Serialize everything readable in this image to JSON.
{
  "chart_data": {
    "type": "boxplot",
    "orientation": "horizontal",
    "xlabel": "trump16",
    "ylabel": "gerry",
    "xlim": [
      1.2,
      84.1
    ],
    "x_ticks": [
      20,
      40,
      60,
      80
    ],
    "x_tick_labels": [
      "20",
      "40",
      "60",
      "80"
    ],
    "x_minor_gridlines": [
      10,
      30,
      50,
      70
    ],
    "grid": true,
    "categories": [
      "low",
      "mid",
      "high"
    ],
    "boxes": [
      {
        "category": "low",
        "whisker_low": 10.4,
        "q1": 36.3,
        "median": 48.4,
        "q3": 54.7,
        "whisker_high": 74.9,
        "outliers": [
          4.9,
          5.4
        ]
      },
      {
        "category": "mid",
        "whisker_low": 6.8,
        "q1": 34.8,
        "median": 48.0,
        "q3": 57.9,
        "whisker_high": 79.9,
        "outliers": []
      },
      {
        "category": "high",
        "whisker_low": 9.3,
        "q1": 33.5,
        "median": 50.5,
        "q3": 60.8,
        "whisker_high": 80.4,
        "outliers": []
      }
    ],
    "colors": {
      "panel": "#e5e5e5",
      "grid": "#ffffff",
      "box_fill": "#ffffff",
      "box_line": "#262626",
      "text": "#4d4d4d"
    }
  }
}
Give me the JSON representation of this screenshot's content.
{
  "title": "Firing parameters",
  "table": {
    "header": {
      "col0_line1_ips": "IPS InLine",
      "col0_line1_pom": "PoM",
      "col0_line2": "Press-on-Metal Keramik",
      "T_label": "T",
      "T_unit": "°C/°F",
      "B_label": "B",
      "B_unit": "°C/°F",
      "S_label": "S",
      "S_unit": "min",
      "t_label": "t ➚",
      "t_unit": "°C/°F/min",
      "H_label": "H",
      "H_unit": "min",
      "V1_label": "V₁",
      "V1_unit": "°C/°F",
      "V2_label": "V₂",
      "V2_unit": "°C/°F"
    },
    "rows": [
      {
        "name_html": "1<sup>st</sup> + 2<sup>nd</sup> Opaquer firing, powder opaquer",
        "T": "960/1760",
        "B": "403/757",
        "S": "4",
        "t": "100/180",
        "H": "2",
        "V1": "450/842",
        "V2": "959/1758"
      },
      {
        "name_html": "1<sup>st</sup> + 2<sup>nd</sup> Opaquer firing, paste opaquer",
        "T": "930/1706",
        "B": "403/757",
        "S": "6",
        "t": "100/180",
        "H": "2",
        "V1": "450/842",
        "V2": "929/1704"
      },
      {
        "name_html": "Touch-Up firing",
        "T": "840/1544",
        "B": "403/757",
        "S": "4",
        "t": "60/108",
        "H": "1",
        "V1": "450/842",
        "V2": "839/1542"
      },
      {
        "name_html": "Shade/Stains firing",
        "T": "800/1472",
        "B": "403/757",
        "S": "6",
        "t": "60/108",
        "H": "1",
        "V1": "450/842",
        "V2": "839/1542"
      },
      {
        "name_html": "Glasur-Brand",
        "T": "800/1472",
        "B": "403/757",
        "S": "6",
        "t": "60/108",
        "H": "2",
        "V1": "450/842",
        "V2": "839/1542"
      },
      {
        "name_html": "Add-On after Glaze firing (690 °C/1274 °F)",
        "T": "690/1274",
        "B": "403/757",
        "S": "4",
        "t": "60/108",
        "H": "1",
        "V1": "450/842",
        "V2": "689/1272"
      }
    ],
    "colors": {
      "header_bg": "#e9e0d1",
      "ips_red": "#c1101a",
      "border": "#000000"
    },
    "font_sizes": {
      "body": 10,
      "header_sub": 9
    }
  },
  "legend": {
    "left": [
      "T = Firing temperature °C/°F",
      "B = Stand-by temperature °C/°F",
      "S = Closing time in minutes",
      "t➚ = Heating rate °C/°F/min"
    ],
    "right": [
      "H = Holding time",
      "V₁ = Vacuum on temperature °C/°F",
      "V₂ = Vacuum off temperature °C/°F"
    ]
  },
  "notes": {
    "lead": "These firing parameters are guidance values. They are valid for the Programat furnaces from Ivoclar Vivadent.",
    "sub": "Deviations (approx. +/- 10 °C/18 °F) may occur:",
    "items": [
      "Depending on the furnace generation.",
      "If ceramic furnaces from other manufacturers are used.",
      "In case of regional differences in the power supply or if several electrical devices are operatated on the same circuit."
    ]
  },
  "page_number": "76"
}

|---|

_YOUR TASK_: Return the material exactly as it stands.

_TASK SOLUTION_:
Serialize everything readable in this image to JSON.
{
  "chart_data": {
    "type": "boxplot",
    "orientation": "horizontal",
    "xlabel": "trump16",
    "ylabel": "gerry",
    "xlim": [
      1.2,
      84.1
    ],
    "x_ticks": [
      20,
      40,
      60,
      80
    ],
    "x_tick_labels": [
      "20",
      "40",
      "60",
      "80"
    ],
    "x_minor_gridlines": [
      10,
      30,
      50,
      70
    ],
    "grid": true,
    "categories": [
      "low",
      "mid",
      "high"
    ],
    "boxes": [
      {
        "category": "low",
        "whisker_low": 10.4,
        "q1": 36.3,
        "median": 48.4,
        "q3": 54.7,
        "whisker_high": 74.9,
        "outliers": [
          4.9,
          5.4
        ]
      },
      {
        "category": "mid",
        "whisker_low": 6.8,
        "q1": 34.8,
        "median": 48.0,
        "q3": 57.9,
        "whisker_high": 79.9,
        "outliers": []
      },
      {
        "category": "high",
        "whisker_low": 9.3,
        "q1": 33.5,
        "median": 50.5,
        "q3": 60.8,
        "whisker_high": 80.4,
        "outliers": []
      }
    ],
    "colors": {
      "panel": "#e5e5e5",
      "grid": "#ffffff",
      "box_fill": "#ffffff",
      "box_line": "#262626",
      "text": "#4d4d4d"
    }
  }
}
Give me the JSON representation of this screenshot's content.
{
  "title": "Firing parameters",
  "table": {
    "header": {
      "col0_line1_ips": "IPS InLine",
      "col0_line1_pom": "PoM",
      "col0_line2": "Press-on-Metal Keramik",
      "T_label": "T",
      "T_unit": "°C/°F",
      "B_label": "B",
      "B_unit": "°C/°F",
      "S_label": "S",
      "S_unit": "min",
      "t_label": "t ➚",
      "t_unit": "°C/°F/min",
      "H_label": "H",
      "H_unit": "min",
      "V1_label": "V₁",
      "V1_unit": "°C/°F",
      "V2_label": "V₂",
      "V2_unit": "°C/°F"
    },
    "rows": [
      {
        "name_html": "1<sup>st</sup> + 2<sup>nd</sup> Opaquer firing, powder opaquer",
        "T": "960/1760",
        "B": "403/757",
        "S": "4",
        "t": "100/180",
        "H": "2",
        "V1": "450/842",
        "V2": "959/1758"
      },
      {
        "name_html": "1<sup>st</sup> + 2<sup>nd</sup> Opaquer firing, paste opaquer",
        "T": "930/1706",
        "B": "403/757",
        "S": "6",
        "t": "100/180",
        "H": "2",
        "V1": "450/842",
        "V2": "929/1704"
      },
      {
        "name_html": "Touch-Up firing",
        "T": "840/1544",
        "B": "403/757",
        "S": "4",
        "t": "60/108",
        "H": "1",
        "V1": "450/842",
        "V2": "839/1542"
      },
      {
        "name_html": "Shade/Stains firing",
        "T": "800/1472",
        "B": "403/757",
        "S": "6",
        "t": "60/108",
        "H": "1",
        "V1": "450/842",
        "V2": "839/1542"
      },
      {
        "name_html": "Glasur-Brand",
        "T": "800/1472",
        "B": "403/757",
        "S": "6",
        "t": "60/108",
        "H": "2",
        "V1": "450/842",
        "V2": "839/1542"
      },
      {
        "name_html": "Add-On after Glaze firing (690 °C/1274 °F)",
        "T": "690/1274",
        "B": "403/757",
        "S": "4",
        "t": "60/108",
        "H": "1",
        "V1": "450/842",
        "V2": "689/1272"
      }
    ],
    "colors": {
      "header_bg": "#e9e0d1",
      "ips_red": "#c1101a",
      "border": "#000000"
    },
    "font_sizes": {
      "body": 10,
      "header_sub": 9
    }
  },
  "legend": {
    "left": [
      "T = Firing temperature °C/°F",
      "B = Stand-by temperature °C/°F",
      "S = Closing time in minutes",
      "t➚ = Heating rate °C/°F/min"
    ],
    "right": [
      "H = Holding time",
      "V₁ = Vacuum on temperature °C/°F",
      "V₂ = Vacuum off temperature °C/°F"
    ]
  },
  "notes": {
    "lead": "These firing parameters are guidance values. They are valid for the Programat furnaces from Ivoclar Vivadent.",
    "sub": "Deviations (approx. +/- 10 °C/18 °F) may occur:",
    "items": [
      "Depending on the furnace generation.",
      "If ceramic furnaces from other manufacturers are used.",
      "In case of regional differences in the power supply or if several electrical devices are operatated on the same circuit."
    ]
  },
  "page_number": "76"
}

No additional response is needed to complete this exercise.